--- begin Extracted information ---

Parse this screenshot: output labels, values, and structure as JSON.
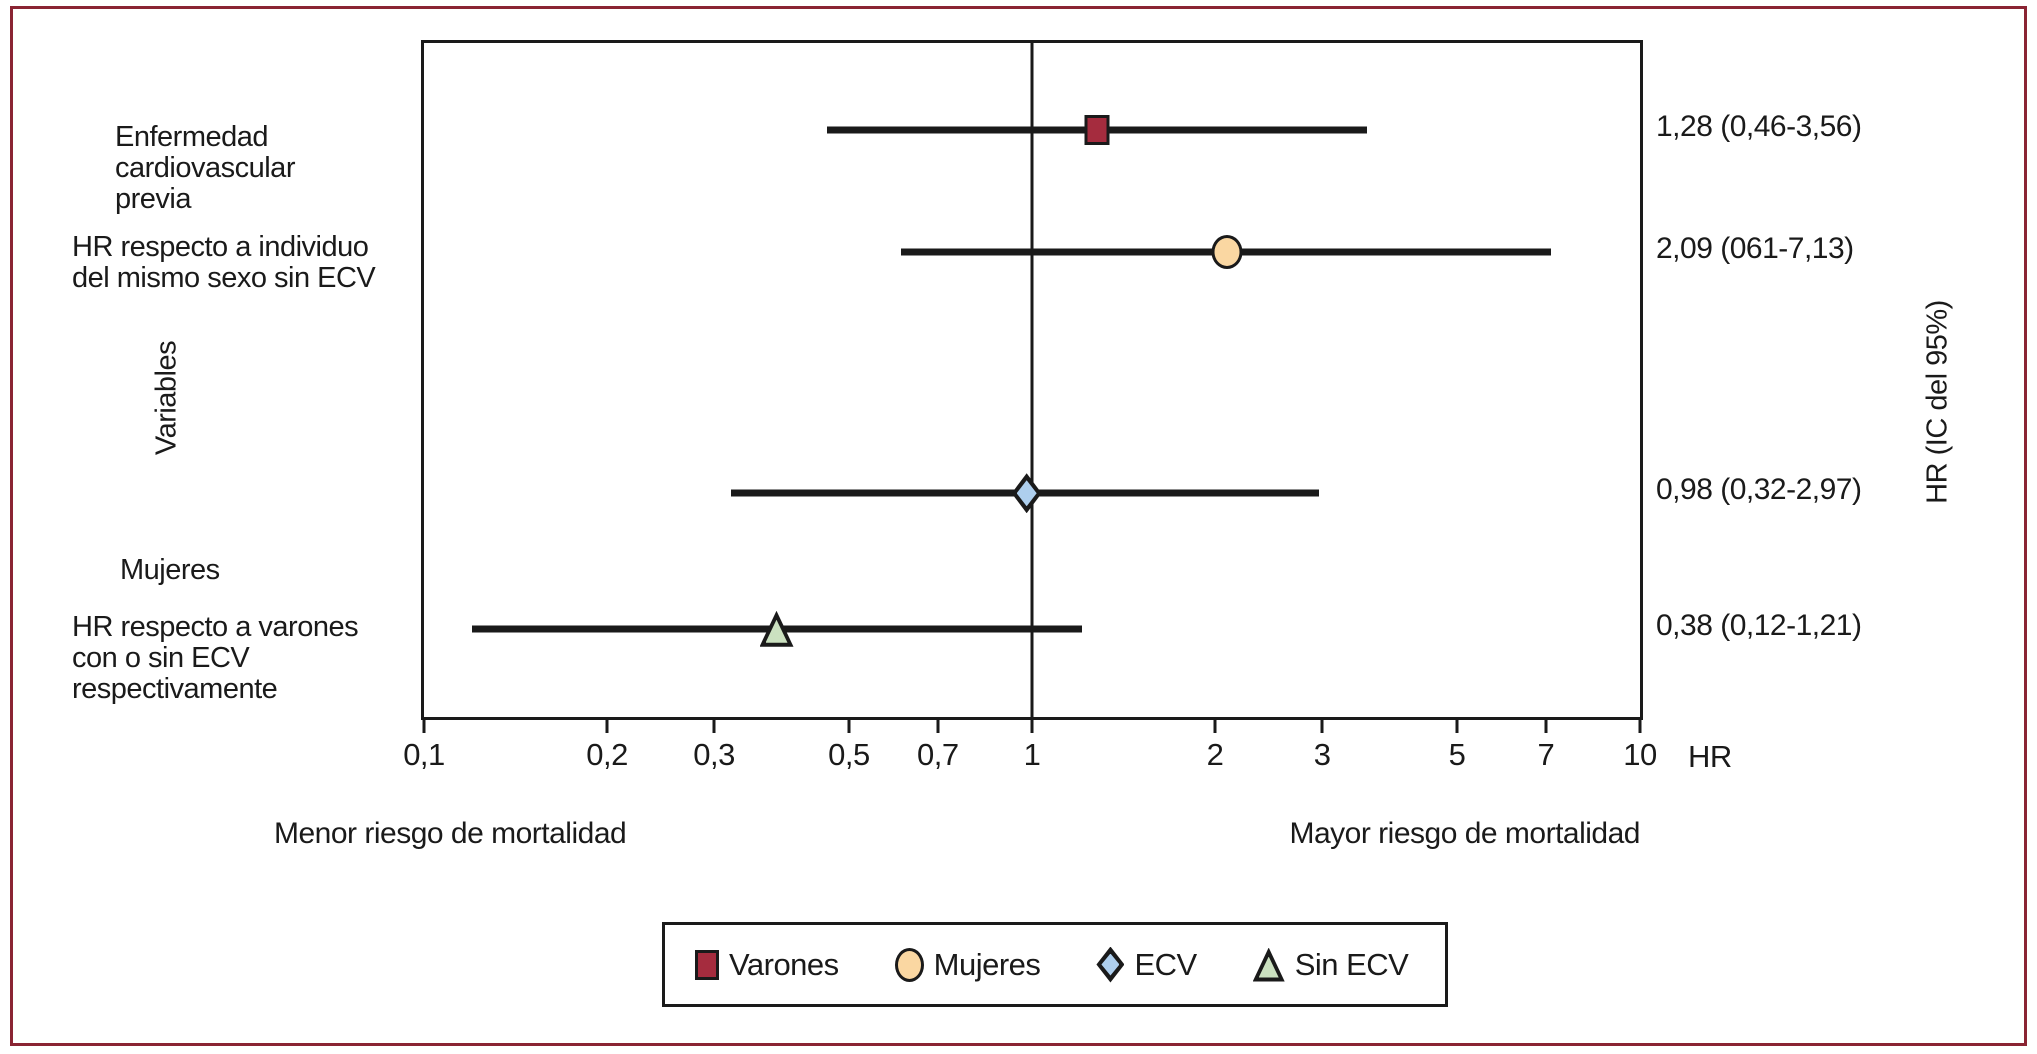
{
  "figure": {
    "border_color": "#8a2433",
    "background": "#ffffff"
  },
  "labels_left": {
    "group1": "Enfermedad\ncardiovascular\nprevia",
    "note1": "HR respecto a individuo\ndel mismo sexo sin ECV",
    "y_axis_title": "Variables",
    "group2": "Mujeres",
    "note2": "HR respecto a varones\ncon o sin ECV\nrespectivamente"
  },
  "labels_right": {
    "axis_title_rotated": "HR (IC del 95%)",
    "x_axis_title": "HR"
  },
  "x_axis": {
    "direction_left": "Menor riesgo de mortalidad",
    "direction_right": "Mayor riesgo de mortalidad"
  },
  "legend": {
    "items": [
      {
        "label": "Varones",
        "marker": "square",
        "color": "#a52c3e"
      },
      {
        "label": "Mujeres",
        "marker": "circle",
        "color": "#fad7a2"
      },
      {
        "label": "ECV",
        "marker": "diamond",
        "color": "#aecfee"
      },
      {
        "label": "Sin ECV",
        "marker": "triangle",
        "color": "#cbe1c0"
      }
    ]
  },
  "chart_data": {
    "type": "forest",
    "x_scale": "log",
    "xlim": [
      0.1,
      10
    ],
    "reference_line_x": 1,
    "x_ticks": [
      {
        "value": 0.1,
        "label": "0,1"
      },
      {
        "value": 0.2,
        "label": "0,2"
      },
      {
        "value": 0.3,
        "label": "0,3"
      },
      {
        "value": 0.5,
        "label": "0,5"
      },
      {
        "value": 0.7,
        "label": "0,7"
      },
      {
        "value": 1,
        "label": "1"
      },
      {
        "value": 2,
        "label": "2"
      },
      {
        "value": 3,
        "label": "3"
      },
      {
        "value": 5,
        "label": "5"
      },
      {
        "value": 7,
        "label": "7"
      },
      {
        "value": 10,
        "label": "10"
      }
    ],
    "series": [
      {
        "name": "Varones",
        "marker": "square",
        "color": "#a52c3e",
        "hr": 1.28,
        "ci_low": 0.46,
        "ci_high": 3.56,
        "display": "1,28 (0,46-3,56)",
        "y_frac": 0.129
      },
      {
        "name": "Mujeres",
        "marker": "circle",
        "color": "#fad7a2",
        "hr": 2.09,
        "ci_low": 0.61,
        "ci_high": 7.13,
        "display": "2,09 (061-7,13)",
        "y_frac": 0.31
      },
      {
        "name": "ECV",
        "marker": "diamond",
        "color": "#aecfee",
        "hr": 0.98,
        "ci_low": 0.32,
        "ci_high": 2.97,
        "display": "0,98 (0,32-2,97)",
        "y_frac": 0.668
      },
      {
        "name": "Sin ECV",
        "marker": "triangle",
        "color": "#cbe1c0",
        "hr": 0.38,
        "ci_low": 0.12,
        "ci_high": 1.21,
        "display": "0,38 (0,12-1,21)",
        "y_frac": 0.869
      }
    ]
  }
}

--- end Extracted information ---

• [Set exercise] Go through the entries above and output them exactly, without pictures.

• [Final result]
Parse this screenshot: output labels, values, and structure as JSON.
{
  "figure": {
    "border_color": "#8a2433",
    "background": "#ffffff"
  },
  "labels_left": {
    "group1": "Enfermedad\ncardiovascular\nprevia",
    "note1": "HR respecto a individuo\ndel mismo sexo sin ECV",
    "y_axis_title": "Variables",
    "group2": "Mujeres",
    "note2": "HR respecto a varones\ncon o sin ECV\nrespectivamente"
  },
  "labels_right": {
    "axis_title_rotated": "HR (IC del 95%)",
    "x_axis_title": "HR"
  },
  "x_axis": {
    "direction_left": "Menor riesgo de mortalidad",
    "direction_right": "Mayor riesgo de mortalidad"
  },
  "legend": {
    "items": [
      {
        "label": "Varones",
        "marker": "square",
        "color": "#a52c3e"
      },
      {
        "label": "Mujeres",
        "marker": "circle",
        "color": "#fad7a2"
      },
      {
        "label": "ECV",
        "marker": "diamond",
        "color": "#aecfee"
      },
      {
        "label": "Sin ECV",
        "marker": "triangle",
        "color": "#cbe1c0"
      }
    ]
  },
  "chart_data": {
    "type": "forest",
    "x_scale": "log",
    "xlim": [
      0.1,
      10
    ],
    "reference_line_x": 1,
    "x_ticks": [
      {
        "value": 0.1,
        "label": "0,1"
      },
      {
        "value": 0.2,
        "label": "0,2"
      },
      {
        "value": 0.3,
        "label": "0,3"
      },
      {
        "value": 0.5,
        "label": "0,5"
      },
      {
        "value": 0.7,
        "label": "0,7"
      },
      {
        "value": 1,
        "label": "1"
      },
      {
        "value": 2,
        "label": "2"
      },
      {
        "value": 3,
        "label": "3"
      },
      {
        "value": 5,
        "label": "5"
      },
      {
        "value": 7,
        "label": "7"
      },
      {
        "value": 10,
        "label": "10"
      }
    ],
    "series": [
      {
        "name": "Varones",
        "marker": "square",
        "color": "#a52c3e",
        "hr": 1.28,
        "ci_low": 0.46,
        "ci_high": 3.56,
        "display": "1,28 (0,46-3,56)",
        "y_frac": 0.129
      },
      {
        "name": "Mujeres",
        "marker": "circle",
        "color": "#fad7a2",
        "hr": 2.09,
        "ci_low": 0.61,
        "ci_high": 7.13,
        "display": "2,09 (061-7,13)",
        "y_frac": 0.31
      },
      {
        "name": "ECV",
        "marker": "diamond",
        "color": "#aecfee",
        "hr": 0.98,
        "ci_low": 0.32,
        "ci_high": 2.97,
        "display": "0,98 (0,32-2,97)",
        "y_frac": 0.668
      },
      {
        "name": "Sin ECV",
        "marker": "triangle",
        "color": "#cbe1c0",
        "hr": 0.38,
        "ci_low": 0.12,
        "ci_high": 1.21,
        "display": "0,38 (0,12-1,21)",
        "y_frac": 0.869
      }
    ]
  }
}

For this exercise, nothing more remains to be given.